> _Goal_: Count the lines that hold the string "ylabel". Reply with the number alone.

[Data items]
┌──

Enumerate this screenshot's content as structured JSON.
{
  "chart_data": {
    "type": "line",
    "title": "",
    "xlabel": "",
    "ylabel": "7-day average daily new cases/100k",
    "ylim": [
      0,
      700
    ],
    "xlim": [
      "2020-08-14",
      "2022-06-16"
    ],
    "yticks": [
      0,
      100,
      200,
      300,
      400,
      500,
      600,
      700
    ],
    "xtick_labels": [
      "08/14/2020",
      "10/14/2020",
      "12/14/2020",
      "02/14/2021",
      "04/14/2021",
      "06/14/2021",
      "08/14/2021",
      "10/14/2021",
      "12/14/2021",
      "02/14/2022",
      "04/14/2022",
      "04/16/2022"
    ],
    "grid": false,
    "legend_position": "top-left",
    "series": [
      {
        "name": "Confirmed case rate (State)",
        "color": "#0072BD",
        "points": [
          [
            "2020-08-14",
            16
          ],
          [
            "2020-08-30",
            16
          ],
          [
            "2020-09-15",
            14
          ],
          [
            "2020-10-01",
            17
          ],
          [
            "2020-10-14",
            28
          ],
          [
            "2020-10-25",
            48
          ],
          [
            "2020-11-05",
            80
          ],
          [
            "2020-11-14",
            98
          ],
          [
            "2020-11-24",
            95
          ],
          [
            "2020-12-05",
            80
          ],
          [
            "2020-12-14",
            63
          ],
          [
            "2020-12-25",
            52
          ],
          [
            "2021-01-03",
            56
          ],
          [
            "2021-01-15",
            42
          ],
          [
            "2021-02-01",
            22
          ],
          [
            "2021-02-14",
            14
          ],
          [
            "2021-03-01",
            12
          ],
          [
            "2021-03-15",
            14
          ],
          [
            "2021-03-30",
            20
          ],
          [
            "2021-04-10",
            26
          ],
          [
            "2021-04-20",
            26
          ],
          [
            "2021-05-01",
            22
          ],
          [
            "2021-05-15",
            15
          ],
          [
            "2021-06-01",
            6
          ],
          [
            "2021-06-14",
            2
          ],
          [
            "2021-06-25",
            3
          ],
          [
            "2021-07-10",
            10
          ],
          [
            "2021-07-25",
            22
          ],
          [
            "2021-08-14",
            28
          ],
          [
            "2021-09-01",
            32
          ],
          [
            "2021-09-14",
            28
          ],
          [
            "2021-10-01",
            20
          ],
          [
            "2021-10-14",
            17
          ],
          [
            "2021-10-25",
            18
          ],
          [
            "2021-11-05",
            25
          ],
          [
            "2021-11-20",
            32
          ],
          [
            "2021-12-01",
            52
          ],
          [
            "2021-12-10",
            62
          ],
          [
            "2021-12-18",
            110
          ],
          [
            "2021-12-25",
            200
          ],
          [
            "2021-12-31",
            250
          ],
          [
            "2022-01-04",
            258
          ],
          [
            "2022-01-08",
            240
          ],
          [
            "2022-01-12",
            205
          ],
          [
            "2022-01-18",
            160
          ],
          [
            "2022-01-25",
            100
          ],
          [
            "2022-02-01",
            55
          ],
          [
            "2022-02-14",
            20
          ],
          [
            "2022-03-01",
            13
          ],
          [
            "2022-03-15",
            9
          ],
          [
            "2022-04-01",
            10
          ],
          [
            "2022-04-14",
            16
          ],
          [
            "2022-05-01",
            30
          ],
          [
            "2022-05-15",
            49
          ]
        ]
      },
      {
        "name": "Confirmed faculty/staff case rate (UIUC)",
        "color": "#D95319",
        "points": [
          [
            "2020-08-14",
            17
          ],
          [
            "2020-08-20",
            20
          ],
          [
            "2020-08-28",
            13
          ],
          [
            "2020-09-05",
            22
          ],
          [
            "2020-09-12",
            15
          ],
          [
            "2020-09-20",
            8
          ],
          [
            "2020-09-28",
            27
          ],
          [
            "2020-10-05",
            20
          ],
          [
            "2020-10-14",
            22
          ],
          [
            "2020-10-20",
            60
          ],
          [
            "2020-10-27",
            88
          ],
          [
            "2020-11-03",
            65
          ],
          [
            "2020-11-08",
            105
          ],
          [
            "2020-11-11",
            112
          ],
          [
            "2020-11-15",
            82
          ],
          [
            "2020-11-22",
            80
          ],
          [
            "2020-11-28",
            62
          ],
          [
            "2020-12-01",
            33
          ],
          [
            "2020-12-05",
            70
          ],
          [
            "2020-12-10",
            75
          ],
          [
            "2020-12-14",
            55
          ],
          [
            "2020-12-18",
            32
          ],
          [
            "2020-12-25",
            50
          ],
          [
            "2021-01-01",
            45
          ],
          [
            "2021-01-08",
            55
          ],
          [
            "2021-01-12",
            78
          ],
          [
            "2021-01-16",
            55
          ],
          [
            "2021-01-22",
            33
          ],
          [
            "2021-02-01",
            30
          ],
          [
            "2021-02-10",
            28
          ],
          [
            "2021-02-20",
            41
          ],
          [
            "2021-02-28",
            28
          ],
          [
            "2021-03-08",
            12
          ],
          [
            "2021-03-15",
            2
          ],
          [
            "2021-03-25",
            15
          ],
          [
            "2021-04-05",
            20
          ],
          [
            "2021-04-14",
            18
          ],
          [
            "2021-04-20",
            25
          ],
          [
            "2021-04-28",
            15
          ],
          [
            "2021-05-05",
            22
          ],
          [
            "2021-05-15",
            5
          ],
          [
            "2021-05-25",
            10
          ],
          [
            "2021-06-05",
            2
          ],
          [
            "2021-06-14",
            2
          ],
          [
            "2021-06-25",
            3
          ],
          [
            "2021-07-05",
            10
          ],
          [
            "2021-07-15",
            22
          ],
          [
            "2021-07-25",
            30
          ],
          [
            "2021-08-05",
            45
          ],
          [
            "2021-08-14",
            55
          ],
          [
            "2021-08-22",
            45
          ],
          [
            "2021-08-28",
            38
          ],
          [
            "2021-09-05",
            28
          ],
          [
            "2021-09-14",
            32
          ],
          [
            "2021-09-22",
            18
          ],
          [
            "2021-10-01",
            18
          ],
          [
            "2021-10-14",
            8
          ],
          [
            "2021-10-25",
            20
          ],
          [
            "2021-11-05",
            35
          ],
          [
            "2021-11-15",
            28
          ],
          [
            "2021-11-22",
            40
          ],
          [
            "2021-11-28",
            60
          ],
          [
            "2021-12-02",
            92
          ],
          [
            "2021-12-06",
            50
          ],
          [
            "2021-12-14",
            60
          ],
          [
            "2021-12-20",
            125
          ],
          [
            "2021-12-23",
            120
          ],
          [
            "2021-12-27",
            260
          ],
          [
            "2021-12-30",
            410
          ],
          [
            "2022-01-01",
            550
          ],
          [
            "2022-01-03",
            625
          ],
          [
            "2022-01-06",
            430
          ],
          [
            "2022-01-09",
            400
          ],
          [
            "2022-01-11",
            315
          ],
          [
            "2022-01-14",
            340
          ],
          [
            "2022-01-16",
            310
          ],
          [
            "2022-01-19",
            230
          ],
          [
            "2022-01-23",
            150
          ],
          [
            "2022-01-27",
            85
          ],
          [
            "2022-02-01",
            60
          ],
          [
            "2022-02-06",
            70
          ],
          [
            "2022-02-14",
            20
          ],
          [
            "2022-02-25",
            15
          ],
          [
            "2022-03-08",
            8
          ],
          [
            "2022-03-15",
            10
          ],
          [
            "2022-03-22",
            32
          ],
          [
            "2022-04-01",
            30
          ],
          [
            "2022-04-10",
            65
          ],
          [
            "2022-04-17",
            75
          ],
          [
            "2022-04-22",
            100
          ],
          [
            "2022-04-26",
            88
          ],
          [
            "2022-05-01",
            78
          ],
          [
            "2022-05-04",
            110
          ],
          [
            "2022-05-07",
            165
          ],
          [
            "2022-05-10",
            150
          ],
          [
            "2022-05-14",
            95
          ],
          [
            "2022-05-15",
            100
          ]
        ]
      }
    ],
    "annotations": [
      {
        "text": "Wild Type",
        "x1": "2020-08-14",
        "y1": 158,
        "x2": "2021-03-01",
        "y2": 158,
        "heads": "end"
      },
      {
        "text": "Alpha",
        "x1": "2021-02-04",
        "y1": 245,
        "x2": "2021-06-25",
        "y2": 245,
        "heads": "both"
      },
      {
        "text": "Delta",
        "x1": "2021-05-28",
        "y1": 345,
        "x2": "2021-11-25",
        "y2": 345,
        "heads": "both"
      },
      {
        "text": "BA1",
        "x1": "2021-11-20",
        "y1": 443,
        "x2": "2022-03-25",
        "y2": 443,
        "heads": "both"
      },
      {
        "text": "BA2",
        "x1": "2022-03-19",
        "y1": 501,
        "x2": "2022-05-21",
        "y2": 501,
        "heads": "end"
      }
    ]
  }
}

└──
┌──

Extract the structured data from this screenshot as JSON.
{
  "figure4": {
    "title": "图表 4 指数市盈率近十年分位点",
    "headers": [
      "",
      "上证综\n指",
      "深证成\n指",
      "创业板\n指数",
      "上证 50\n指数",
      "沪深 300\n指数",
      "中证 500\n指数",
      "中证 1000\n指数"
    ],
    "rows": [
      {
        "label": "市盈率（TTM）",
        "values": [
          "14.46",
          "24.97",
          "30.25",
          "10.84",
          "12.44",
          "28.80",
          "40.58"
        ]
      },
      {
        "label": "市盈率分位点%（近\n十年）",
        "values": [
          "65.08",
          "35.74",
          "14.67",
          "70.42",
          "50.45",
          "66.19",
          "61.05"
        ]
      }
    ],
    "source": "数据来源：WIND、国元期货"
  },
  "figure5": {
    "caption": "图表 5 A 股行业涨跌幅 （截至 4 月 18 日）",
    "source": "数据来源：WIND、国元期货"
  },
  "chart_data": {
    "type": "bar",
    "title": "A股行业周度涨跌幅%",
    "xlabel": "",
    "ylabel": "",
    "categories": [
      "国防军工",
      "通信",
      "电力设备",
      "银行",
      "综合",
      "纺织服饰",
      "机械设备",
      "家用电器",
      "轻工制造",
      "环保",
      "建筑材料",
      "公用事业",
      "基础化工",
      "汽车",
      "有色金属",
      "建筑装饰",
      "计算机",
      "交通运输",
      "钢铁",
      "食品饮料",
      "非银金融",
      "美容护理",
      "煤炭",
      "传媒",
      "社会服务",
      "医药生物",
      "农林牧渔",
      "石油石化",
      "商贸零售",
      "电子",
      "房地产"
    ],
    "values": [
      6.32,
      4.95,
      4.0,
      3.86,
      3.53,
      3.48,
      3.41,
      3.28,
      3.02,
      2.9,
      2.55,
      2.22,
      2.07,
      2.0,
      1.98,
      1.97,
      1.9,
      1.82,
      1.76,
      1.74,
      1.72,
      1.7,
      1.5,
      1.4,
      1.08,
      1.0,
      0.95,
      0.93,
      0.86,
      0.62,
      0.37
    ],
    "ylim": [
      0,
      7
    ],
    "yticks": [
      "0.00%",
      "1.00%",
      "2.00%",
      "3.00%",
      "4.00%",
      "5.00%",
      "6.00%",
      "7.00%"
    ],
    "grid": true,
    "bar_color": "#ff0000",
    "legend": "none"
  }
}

└──

> _Exercise response_: 2